■ **Material provided**
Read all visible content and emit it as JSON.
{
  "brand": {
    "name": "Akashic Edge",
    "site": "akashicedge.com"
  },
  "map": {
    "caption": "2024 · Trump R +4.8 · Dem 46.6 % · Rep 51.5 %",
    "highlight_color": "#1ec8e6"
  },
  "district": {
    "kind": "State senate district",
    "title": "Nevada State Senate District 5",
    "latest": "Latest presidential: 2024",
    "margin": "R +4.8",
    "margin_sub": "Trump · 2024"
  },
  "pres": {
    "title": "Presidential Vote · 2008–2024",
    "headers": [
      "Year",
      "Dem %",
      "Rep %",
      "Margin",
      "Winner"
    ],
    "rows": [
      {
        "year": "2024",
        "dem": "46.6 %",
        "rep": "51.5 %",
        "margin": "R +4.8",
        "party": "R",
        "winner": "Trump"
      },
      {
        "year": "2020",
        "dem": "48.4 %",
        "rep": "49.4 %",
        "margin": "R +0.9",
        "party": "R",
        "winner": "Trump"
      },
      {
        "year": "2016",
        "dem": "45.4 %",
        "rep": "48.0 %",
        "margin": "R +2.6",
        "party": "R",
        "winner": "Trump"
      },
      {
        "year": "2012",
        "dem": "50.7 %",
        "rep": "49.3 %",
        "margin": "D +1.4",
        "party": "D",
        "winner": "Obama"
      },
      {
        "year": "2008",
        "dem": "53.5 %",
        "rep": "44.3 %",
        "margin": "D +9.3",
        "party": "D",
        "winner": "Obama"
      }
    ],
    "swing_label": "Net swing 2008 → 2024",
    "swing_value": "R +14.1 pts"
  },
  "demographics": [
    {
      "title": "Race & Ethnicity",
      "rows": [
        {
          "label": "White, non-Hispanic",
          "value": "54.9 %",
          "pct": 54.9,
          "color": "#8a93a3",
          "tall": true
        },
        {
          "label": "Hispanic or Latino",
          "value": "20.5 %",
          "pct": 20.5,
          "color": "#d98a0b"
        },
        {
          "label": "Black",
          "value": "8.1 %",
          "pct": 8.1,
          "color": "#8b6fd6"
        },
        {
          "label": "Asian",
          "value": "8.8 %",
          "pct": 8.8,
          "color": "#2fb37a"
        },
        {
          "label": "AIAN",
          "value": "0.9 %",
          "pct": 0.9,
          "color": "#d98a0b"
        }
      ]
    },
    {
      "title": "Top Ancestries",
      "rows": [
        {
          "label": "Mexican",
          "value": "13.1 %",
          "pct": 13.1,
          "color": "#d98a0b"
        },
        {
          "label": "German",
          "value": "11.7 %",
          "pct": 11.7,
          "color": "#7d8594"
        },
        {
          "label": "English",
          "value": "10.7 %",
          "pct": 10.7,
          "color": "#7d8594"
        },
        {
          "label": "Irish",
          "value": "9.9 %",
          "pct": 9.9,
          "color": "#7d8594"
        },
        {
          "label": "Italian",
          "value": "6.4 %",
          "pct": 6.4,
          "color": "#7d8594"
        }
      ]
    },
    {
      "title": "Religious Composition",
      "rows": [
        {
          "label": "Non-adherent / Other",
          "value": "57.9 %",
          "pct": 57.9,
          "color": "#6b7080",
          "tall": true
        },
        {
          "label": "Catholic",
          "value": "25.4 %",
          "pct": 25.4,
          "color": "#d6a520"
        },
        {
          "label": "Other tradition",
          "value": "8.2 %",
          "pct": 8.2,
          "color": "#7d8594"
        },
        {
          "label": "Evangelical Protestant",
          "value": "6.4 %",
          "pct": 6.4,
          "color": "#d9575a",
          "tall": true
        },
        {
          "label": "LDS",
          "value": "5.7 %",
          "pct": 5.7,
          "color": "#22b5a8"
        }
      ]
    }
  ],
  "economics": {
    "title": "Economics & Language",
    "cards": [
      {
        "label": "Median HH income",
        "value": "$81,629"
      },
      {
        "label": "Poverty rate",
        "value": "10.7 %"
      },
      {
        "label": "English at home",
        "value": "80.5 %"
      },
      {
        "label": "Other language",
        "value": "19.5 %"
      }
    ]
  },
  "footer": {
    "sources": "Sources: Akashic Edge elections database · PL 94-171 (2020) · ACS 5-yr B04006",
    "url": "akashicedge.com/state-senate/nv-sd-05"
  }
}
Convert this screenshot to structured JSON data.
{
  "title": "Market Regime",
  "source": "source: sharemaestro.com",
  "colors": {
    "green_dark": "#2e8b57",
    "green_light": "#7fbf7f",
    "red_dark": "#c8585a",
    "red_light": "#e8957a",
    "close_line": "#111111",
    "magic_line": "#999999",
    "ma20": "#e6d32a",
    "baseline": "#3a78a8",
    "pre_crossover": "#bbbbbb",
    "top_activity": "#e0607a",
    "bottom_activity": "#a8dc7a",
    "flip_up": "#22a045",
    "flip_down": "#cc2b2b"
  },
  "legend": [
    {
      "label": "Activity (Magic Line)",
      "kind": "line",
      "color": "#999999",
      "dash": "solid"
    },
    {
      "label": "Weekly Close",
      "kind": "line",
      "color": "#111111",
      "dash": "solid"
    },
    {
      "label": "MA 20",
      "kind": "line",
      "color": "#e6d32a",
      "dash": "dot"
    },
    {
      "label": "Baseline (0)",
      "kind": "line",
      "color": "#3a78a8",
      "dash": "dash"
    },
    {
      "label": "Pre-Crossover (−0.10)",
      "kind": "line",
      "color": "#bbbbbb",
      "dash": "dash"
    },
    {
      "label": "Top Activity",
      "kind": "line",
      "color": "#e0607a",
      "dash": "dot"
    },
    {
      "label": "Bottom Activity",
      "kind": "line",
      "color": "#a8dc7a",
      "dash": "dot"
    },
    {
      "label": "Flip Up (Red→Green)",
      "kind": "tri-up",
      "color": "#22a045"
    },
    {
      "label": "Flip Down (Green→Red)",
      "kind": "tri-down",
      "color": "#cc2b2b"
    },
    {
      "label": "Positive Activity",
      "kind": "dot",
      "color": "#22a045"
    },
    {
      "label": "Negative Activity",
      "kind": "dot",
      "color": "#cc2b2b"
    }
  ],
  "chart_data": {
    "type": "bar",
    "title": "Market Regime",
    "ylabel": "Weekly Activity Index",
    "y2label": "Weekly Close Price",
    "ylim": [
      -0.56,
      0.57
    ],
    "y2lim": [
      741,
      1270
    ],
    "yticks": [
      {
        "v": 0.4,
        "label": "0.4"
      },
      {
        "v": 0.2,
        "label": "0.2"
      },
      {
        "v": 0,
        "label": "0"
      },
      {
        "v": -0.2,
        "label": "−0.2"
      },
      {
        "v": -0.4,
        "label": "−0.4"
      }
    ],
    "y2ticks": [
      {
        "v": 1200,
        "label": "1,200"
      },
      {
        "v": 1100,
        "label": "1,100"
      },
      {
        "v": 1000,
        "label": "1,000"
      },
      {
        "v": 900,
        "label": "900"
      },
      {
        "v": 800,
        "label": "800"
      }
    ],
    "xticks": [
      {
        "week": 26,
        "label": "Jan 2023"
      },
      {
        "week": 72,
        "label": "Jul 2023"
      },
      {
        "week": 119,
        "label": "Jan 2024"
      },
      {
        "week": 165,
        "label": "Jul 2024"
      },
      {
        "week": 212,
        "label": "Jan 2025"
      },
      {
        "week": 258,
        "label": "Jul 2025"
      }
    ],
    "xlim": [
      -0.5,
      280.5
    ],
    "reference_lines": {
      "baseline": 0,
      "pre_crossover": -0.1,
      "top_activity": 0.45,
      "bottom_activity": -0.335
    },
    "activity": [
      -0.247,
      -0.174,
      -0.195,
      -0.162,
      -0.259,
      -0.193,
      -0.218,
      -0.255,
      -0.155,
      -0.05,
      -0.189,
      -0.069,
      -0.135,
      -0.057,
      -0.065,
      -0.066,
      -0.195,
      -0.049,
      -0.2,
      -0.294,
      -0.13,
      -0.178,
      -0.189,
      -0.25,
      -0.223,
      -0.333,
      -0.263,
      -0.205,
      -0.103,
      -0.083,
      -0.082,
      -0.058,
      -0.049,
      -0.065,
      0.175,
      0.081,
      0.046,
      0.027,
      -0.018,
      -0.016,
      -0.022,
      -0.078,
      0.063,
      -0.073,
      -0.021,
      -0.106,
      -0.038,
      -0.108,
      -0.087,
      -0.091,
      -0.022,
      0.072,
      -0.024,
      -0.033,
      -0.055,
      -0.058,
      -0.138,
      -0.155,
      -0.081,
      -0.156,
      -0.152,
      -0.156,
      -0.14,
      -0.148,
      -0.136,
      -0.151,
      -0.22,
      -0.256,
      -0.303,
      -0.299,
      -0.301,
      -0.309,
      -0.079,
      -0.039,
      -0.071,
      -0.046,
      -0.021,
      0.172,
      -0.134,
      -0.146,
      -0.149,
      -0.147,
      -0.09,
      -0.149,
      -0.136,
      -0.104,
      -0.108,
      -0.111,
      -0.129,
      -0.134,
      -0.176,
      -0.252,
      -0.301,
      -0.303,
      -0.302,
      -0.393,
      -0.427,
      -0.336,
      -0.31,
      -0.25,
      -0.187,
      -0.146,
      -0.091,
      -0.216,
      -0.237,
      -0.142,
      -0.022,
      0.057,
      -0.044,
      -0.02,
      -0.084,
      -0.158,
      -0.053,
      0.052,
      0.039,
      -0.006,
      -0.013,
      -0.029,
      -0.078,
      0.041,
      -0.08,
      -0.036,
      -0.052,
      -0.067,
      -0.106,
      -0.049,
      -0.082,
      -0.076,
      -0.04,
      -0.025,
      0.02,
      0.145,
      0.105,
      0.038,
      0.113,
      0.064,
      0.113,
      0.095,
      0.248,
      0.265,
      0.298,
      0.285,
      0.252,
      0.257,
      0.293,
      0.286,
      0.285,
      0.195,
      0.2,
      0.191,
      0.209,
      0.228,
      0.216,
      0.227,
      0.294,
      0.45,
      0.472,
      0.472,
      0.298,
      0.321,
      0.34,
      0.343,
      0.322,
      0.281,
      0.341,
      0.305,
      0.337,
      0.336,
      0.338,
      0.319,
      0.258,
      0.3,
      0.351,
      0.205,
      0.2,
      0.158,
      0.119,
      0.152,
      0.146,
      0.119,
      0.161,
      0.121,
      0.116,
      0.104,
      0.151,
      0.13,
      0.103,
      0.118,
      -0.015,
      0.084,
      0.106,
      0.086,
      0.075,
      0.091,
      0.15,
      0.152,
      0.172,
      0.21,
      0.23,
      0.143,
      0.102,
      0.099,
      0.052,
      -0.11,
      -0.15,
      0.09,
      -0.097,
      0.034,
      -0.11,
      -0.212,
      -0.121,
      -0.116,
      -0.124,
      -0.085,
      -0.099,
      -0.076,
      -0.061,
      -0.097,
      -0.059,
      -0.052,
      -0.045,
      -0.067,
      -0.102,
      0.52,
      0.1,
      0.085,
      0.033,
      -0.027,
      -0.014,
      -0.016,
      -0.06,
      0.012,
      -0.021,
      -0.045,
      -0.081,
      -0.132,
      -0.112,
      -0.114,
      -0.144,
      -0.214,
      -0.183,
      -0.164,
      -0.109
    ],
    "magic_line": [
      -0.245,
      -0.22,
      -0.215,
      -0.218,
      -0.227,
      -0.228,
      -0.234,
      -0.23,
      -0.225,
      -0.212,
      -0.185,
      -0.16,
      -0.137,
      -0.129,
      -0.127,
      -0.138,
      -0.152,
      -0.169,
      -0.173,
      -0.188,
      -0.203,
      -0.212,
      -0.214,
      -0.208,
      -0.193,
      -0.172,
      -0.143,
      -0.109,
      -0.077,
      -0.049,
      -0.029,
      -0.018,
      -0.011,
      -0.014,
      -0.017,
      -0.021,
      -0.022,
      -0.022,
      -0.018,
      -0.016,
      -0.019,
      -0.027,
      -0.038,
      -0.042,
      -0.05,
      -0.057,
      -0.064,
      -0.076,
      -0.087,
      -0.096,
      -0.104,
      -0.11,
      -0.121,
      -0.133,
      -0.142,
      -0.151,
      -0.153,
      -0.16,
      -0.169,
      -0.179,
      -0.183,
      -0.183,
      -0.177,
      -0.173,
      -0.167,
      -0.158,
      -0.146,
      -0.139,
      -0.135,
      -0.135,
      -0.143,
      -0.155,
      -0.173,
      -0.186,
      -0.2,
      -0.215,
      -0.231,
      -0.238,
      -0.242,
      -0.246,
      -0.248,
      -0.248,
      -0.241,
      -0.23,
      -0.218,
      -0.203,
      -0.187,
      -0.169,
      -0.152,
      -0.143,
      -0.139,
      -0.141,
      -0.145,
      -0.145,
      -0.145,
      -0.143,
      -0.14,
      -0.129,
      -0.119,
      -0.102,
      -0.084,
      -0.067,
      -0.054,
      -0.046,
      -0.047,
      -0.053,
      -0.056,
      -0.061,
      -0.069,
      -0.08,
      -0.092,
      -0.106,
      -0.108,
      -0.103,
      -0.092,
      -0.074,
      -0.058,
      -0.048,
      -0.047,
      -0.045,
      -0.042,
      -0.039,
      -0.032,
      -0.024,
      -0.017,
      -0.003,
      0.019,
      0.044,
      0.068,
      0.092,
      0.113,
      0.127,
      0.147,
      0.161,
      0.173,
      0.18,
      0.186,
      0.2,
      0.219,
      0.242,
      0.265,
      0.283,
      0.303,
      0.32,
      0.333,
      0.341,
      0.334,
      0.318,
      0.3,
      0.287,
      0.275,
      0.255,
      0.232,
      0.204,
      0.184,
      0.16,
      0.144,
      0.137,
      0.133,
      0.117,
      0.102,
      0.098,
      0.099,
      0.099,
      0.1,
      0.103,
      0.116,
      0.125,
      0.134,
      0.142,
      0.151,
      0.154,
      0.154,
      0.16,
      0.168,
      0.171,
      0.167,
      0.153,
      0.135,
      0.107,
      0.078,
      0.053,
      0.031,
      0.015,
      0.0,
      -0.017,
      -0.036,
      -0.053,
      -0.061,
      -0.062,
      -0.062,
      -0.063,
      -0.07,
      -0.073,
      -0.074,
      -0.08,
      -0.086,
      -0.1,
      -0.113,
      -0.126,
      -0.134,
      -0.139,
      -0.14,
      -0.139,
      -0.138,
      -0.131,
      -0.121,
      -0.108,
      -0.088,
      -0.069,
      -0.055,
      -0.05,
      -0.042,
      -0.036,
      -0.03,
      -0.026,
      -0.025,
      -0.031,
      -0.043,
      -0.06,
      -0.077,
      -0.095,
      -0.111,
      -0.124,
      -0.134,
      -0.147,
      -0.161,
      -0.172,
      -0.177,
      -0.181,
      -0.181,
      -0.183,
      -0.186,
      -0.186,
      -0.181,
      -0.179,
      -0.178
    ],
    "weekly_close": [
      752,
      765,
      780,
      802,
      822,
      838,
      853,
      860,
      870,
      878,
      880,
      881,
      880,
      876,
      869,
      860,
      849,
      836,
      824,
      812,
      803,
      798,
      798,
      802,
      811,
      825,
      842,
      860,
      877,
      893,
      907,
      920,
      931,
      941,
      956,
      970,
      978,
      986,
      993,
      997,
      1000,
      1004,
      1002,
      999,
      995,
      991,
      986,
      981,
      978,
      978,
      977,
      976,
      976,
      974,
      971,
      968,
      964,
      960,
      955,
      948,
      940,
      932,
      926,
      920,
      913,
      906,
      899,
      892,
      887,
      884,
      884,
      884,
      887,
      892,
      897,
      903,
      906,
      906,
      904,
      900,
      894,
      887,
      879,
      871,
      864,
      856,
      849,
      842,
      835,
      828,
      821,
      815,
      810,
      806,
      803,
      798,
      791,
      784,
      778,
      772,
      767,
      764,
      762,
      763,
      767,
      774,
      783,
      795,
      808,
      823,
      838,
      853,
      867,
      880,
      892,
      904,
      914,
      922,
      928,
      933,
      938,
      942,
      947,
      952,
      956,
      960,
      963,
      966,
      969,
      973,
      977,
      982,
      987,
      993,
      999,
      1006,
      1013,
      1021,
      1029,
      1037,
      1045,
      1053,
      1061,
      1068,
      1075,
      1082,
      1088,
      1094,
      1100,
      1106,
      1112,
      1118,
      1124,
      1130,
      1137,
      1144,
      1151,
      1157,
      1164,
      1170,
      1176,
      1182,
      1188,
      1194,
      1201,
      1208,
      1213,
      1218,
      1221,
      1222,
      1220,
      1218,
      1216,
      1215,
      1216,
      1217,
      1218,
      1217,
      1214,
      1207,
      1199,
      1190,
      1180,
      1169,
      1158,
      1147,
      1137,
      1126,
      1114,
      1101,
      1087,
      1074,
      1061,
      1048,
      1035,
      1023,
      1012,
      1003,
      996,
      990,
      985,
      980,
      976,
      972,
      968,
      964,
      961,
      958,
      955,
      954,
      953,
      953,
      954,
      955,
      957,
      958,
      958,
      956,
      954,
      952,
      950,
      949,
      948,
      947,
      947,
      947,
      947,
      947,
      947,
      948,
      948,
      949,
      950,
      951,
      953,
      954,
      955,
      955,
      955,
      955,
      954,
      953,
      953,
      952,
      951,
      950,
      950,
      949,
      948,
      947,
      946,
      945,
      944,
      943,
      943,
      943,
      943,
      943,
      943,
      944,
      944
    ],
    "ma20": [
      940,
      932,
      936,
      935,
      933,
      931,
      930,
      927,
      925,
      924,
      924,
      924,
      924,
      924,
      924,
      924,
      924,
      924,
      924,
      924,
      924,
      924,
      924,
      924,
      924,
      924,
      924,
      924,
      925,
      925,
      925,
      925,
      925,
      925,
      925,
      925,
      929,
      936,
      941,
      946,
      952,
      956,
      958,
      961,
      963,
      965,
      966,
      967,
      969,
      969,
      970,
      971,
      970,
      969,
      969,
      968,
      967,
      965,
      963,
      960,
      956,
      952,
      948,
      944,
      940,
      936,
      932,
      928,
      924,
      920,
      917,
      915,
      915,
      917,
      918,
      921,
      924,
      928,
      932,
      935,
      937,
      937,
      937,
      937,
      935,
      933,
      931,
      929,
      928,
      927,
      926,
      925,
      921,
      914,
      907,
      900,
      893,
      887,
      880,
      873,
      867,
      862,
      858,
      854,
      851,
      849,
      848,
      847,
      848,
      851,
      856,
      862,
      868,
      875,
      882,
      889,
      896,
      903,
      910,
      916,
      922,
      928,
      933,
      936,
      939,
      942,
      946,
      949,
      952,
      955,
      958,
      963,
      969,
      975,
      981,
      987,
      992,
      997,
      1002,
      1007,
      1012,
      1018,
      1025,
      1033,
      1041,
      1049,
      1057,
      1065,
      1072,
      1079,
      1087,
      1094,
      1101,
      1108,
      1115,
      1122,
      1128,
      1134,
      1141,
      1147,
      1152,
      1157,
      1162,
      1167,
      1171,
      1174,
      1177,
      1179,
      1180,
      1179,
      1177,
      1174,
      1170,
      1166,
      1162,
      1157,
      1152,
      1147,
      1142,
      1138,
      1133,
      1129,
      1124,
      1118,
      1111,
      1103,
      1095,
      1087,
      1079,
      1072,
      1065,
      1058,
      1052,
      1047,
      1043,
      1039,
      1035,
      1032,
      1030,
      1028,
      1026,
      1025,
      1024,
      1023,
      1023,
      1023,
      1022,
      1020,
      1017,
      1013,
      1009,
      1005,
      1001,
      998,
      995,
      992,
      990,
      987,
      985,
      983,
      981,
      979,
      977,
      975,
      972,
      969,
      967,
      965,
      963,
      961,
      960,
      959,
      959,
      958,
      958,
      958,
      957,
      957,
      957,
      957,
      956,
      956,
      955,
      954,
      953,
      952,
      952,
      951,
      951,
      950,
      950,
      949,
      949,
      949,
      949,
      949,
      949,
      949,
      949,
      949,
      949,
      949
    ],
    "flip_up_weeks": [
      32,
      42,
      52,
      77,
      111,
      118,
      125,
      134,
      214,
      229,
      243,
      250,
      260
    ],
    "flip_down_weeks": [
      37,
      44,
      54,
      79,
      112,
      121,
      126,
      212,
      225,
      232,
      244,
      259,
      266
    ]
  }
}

■ **Task prompt**
Copy each line of the records containing the string "Hispanic".

■ **Finished task**
          "label": "White, non-Hispanic",
          "label": "Hispanic or Latino",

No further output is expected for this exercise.